_WHAT YOU ARE ASKED TO DO_
Copy the lines below verbatim, from the line with "y-tick-label-0: 0 — [103, 457, 113, 476]" to the line with "x-tick-label-6000: 6000 —", including both of those lines.

(Element boundary records)
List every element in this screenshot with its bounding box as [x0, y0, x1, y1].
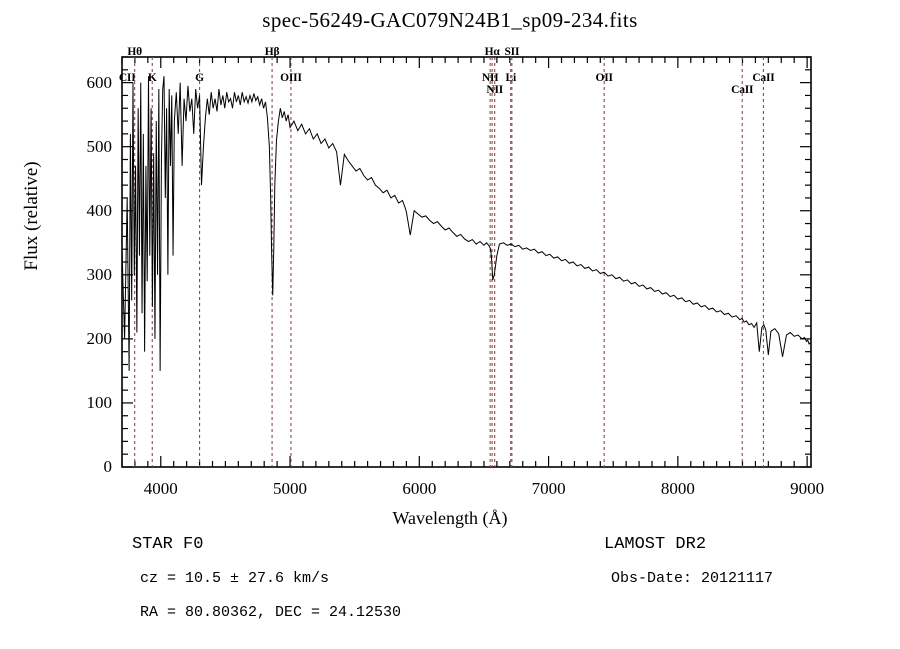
y-tick-label-0: 0 — [103, 457, 113, 476]
spectral-line-label-CaII-a: CaII — [752, 72, 775, 84]
x-tick-label-9000: 9000 — [790, 479, 825, 498]
y-axis-label: Flux (relative) — [21, 161, 42, 271]
spectral-line-label-CaII-b: CaII — [731, 84, 754, 96]
footer-star-type: STAR F0 — [132, 535, 204, 554]
spectral-line-label-Hθ: Hθ — [127, 46, 142, 58]
spectral-line-label-G-band: G — [195, 72, 204, 84]
y-tick-label-300: 300 — [86, 264, 113, 284]
spectral-line-label-CII: CII — [118, 72, 136, 84]
x-tick-label-6000: 6000 — [402, 479, 437, 498]
x-axis-label: Wavelength (Å) — [392, 508, 508, 528]
spectral-line-label-OIII: OIII — [280, 72, 302, 84]
footer-survey: LAMOST DR2 — [604, 535, 707, 554]
y-tick-label-600: 600 — [86, 72, 113, 92]
footer-obs-date: Obs-Date: 20121117 — [611, 570, 774, 587]
spectral-line-label-Hβ: Hβ — [264, 46, 280, 58]
x-tick-label-8000: 8000 — [660, 479, 695, 498]
spectral-line-label-Li: Li — [505, 72, 516, 84]
page-title: spec-56249-GAC079N24B1_sp09-234.fits — [262, 8, 638, 32]
spectral-line-label-OII: OII — [595, 72, 614, 84]
y-tick-label-100: 100 — [86, 392, 113, 412]
y-tick-label-500: 500 — [86, 136, 113, 156]
x-tick-label-7000: 7000 — [531, 479, 566, 498]
spectral-line-label-SII: SII — [504, 46, 520, 58]
spectral-line-label-Hα: Hα — [484, 46, 500, 58]
x-tick-label-4000: 4000 — [143, 479, 178, 498]
spectral-line-label-NII-a: NII — [481, 72, 499, 84]
spectral-line-label-CaII-K: K — [147, 72, 157, 84]
y-tick-label-400: 400 — [86, 200, 113, 220]
footer-coordinates: RA = 80.80362, DEC = 24.12530 — [140, 604, 402, 621]
x-tick-label-5000: 5000 — [273, 479, 308, 498]
y-tick-label-200: 200 — [86, 328, 113, 348]
spectral-line-label-NII-b: NII — [486, 84, 503, 96]
footer-redshift: cz = 10.5 ± 27.6 km/s — [140, 570, 330, 587]
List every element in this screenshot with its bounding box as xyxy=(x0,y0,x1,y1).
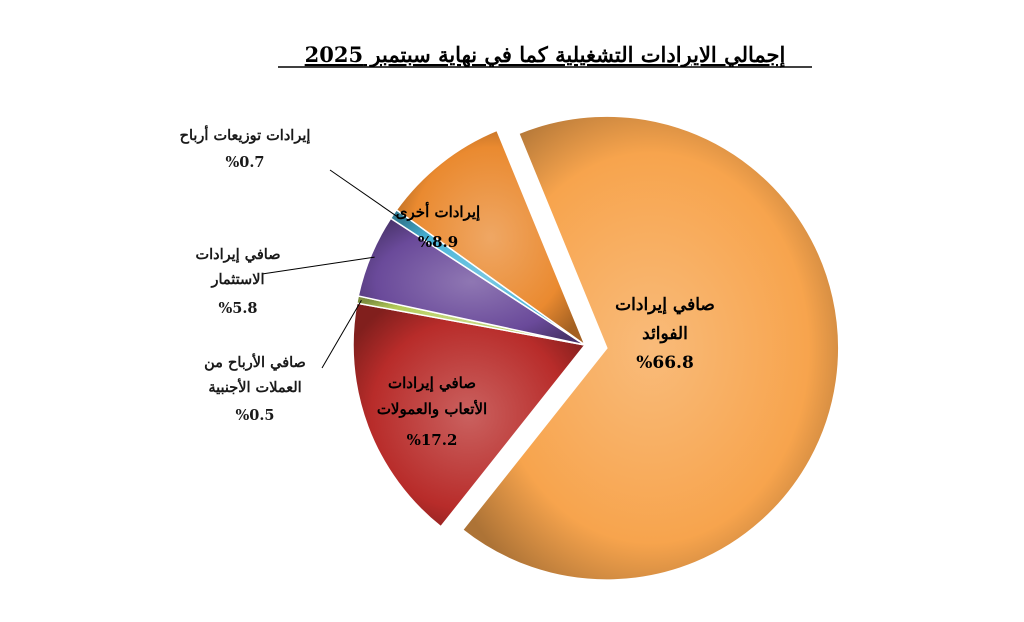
slice-value-investment: %5.8 xyxy=(218,300,257,317)
slice-value-dividends: %0.7 xyxy=(225,154,264,171)
pie-slices xyxy=(352,115,840,581)
slice-label-fx-line2: العملات الأجنبية xyxy=(208,377,301,396)
slice-label-other-line1: إيرادات أخرى xyxy=(396,201,480,221)
slice-label-fx-line1: صافي الأرباح من xyxy=(204,352,306,372)
leader-lines xyxy=(261,169,398,369)
chart-title: إجمالي الايرادات التشغيلية كما في نهاية … xyxy=(305,42,786,68)
slice-value-net-interest: %66.8 xyxy=(636,353,694,373)
slice-value-fees: %17.2 xyxy=(407,431,458,449)
slice-label-fees-line1: صافي إيرادات xyxy=(388,374,476,393)
slice-label-other: إيرادات أخرى %8.9 xyxy=(396,201,480,251)
slice-value-other: %8.9 xyxy=(418,233,458,251)
slice-label-fx: صافي الأرباح من العملات الأجنبية %0.5 xyxy=(204,352,306,424)
pie-slice-net-interest xyxy=(461,115,840,581)
slice-label-investment: صافي إيرادات الاستثمار %5.8 xyxy=(195,246,280,317)
slice-value-fx: %0.5 xyxy=(235,407,274,424)
slice-label-net-interest-line2: الفوائد xyxy=(642,324,688,344)
leader-line-dividends xyxy=(329,169,398,217)
slice-label-fees-line2: الأتعاب والعمولات xyxy=(377,399,487,418)
pie-slice-fees xyxy=(352,302,587,528)
slice-label-net-interest-line1: صافي إيرادات xyxy=(615,295,715,315)
slice-label-fees: صافي إيرادات الأتعاب والعمولات %17.2 xyxy=(377,374,487,449)
slice-label-dividends-line1: إيرادات توزيعات أرباح xyxy=(180,124,311,144)
leader-line-fx xyxy=(321,300,362,369)
pie-slice-other xyxy=(395,129,587,348)
leader-line-investment xyxy=(261,256,375,275)
slice-label-net-interest: صافي إيرادات الفوائد %66.8 xyxy=(615,295,715,373)
slice-label-investment-line2: الاستثمار xyxy=(210,271,264,288)
slice-label-dividends: إيرادات توزيعات أرباح %0.7 xyxy=(180,124,311,171)
slice-label-investment-line1: صافي إيرادات xyxy=(195,246,280,264)
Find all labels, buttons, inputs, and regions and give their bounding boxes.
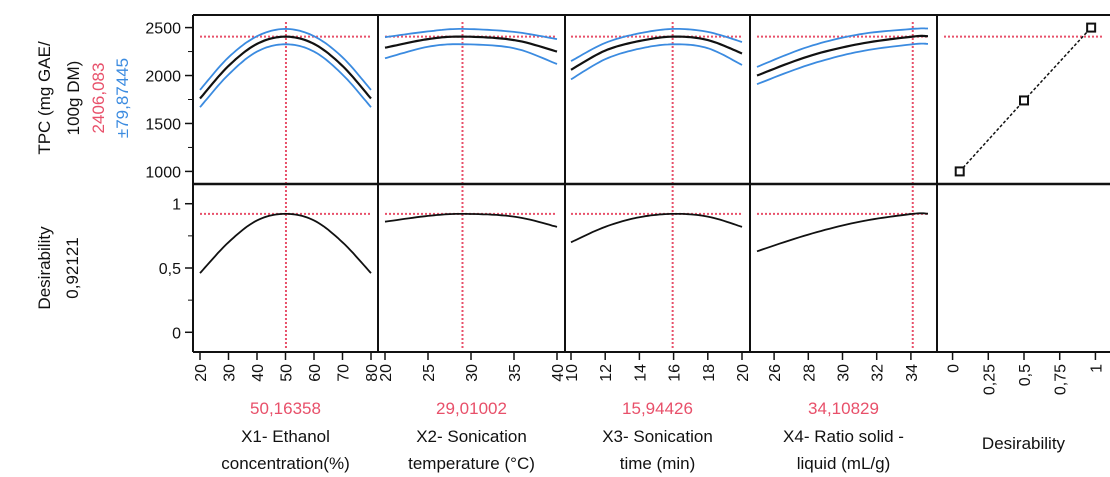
x-axis-title: temperature (°C) [408, 454, 535, 473]
current-factor-value: 34,10829 [808, 399, 879, 418]
x-axis-title: time (min) [620, 454, 696, 473]
y-tick-label: 1 [172, 197, 181, 214]
panel-desirability: 0 0,25 0,5 0,75 1 Desirability [944, 22, 1105, 453]
current-factor-value: 50,16358 [250, 399, 321, 418]
profiler-frame [193, 14, 1110, 353]
x-tick-label: 40 [250, 364, 267, 382]
tpc-predicted-value: 2406,083 [89, 63, 108, 134]
tpc-axis-title-line-2: 100g DM) [64, 61, 83, 136]
panel-x3-sonication-time: 10 12 14 16 18 20 15,94426 X3- Sonication time (… [564, 22, 752, 473]
panel-x1-ethanol: 20 30 40 50 60 70 80 50,16358 X1- Ethanol concent… [193, 22, 381, 473]
tpc-upper-ci-curve [199, 27, 372, 91]
current-factor-value: 15,94426 [622, 399, 693, 418]
y-tick-label: 2500 [145, 21, 181, 38]
desirability-handle[interactable] [1019, 95, 1029, 106]
x-tick-label: 30 [464, 364, 481, 382]
y-tick-label: 1500 [145, 116, 181, 133]
tpc-upper-ci-curve [384, 27, 558, 40]
x-tick-label: 60 [307, 364, 324, 382]
x-tick-label: 50 [279, 364, 296, 382]
tpc-y-tick-labels: 1000 1500 2000 2500 [145, 21, 181, 182]
desirability-curve [199, 212, 372, 274]
x-tick-label: 20 [193, 364, 210, 382]
x-tick-label: 28 [801, 364, 818, 382]
panel-x4-ratio-solid-liquid: 26 28 30 32 34 34,10829 X4- Ratio solid - liqui… [756, 22, 928, 473]
tpc-lower-ci-curve [384, 43, 558, 65]
x-tick-label: 0,5 [1017, 364, 1034, 386]
x-tick-label: 20 [378, 364, 395, 382]
tpc-lower-ci-curve [199, 43, 372, 108]
x-tick-label: 12 [598, 364, 615, 382]
desirability-curve [756, 212, 928, 253]
desirability-handle[interactable] [954, 166, 965, 177]
y-tick-label: 1000 [145, 164, 181, 181]
x-axis-title: concentration(%) [221, 454, 350, 473]
panel-x2-sonication-temperature: 20 25 30 35 40 29,01002 X2- Sonication temperat… [378, 22, 567, 473]
tpc-lower-ci-curve [570, 43, 743, 81]
desirability-y-tick-labels: 00,51 [159, 197, 181, 343]
current-factor-value: 29,01002 [436, 399, 507, 418]
x-tick-label: 0 [946, 364, 963, 373]
y-tick-label: 0,5 [159, 261, 181, 278]
x-tick-label: 18 [701, 364, 718, 382]
x-tick-label: 0,25 [981, 364, 998, 395]
x-tick-label: 35 [507, 364, 524, 382]
x-tick-label: 40 [550, 364, 567, 382]
x-axis-title: X3- Sonication [602, 427, 713, 446]
x-axis-title: Desirability [982, 434, 1066, 453]
x-tick-label: 30 [222, 364, 239, 382]
y-tick-label: 0 [172, 325, 181, 342]
desirability-value: 0,92121 [63, 237, 82, 298]
tpc-prediction-curve [199, 35, 372, 100]
tpc-upper-ci-curve [570, 27, 743, 62]
tpc-lower-ci-curve [756, 42, 928, 86]
x-tick-label: 25 [421, 364, 438, 382]
desirability-curve [384, 212, 558, 228]
x-tick-label: 14 [632, 364, 649, 382]
tpc-prediction-curve [384, 35, 558, 53]
x-axis-title: X4- Ratio solid - [783, 427, 904, 446]
x-tick-label: 16 [667, 364, 684, 382]
x-tick-label: 34 [904, 364, 921, 382]
x-axis-title: X1- Ethanol [241, 427, 330, 446]
x-tick-label: 1 [1088, 364, 1105, 373]
y-tick-label: 2000 [145, 69, 181, 86]
x-tick-label: 32 [870, 364, 887, 382]
x-tick-label: 20 [735, 364, 752, 382]
desirability-y-axis [185, 184, 194, 352]
x-tick-label: 80 [364, 364, 381, 382]
x-tick-label: 26 [767, 364, 784, 382]
desirability-curve [570, 212, 743, 244]
tpc-axis-title-line-1: TPC (mg GAE/ [35, 41, 54, 155]
x-tick-label: 70 [336, 364, 353, 382]
desirability-axis-title: Desirability [35, 226, 54, 310]
tpc-confidence-interval: ±79,87445 [113, 58, 132, 138]
x-axis-title: liquid (mL/g) [797, 454, 891, 473]
x-axis-title: X2- Sonication [416, 427, 527, 446]
tpc-prediction-curve [570, 35, 743, 71]
tpc-upper-ci-curve [756, 27, 928, 68]
tpc-prediction-curve [756, 34, 928, 77]
desirability-handle[interactable] [1086, 22, 1097, 33]
x-tick-label: 0,75 [1053, 364, 1070, 395]
tpc-y-axis [185, 15, 194, 184]
x-tick-label: 30 [836, 364, 853, 382]
x-tick-label: 10 [564, 364, 581, 382]
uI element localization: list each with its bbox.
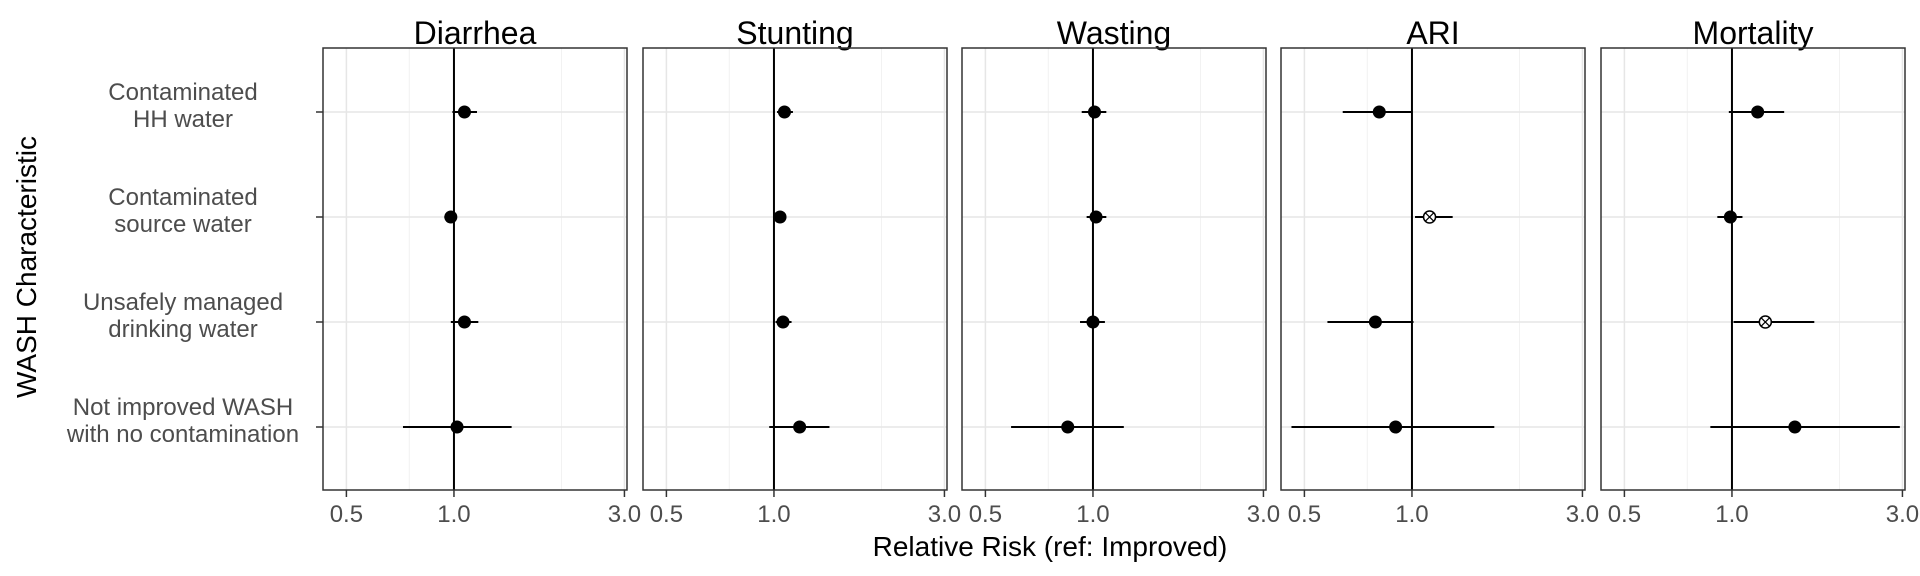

_THE ANSWER_
y-tick-label-0: 0 — [103, 457, 113, 476]
spectral-line-label-CaII-a: CaII — [752, 72, 775, 84]
x-tick-label-9000: 9000 — [790, 479, 825, 498]
y-axis-label: Flux (relative) — [21, 161, 42, 271]
spectral-line-label-CaII-b: CaII — [731, 84, 754, 96]
footer-star-type: STAR F0 — [132, 535, 204, 554]
spectral-line-label-Hθ: Hθ — [127, 46, 142, 58]
spectral-line-label-G-band: G — [195, 72, 204, 84]
y-tick-label-300: 300 — [86, 264, 113, 284]
spectral-line-label-CII: CII — [118, 72, 136, 84]
x-tick-label-6000: 6000 — [402, 479, 437, 498]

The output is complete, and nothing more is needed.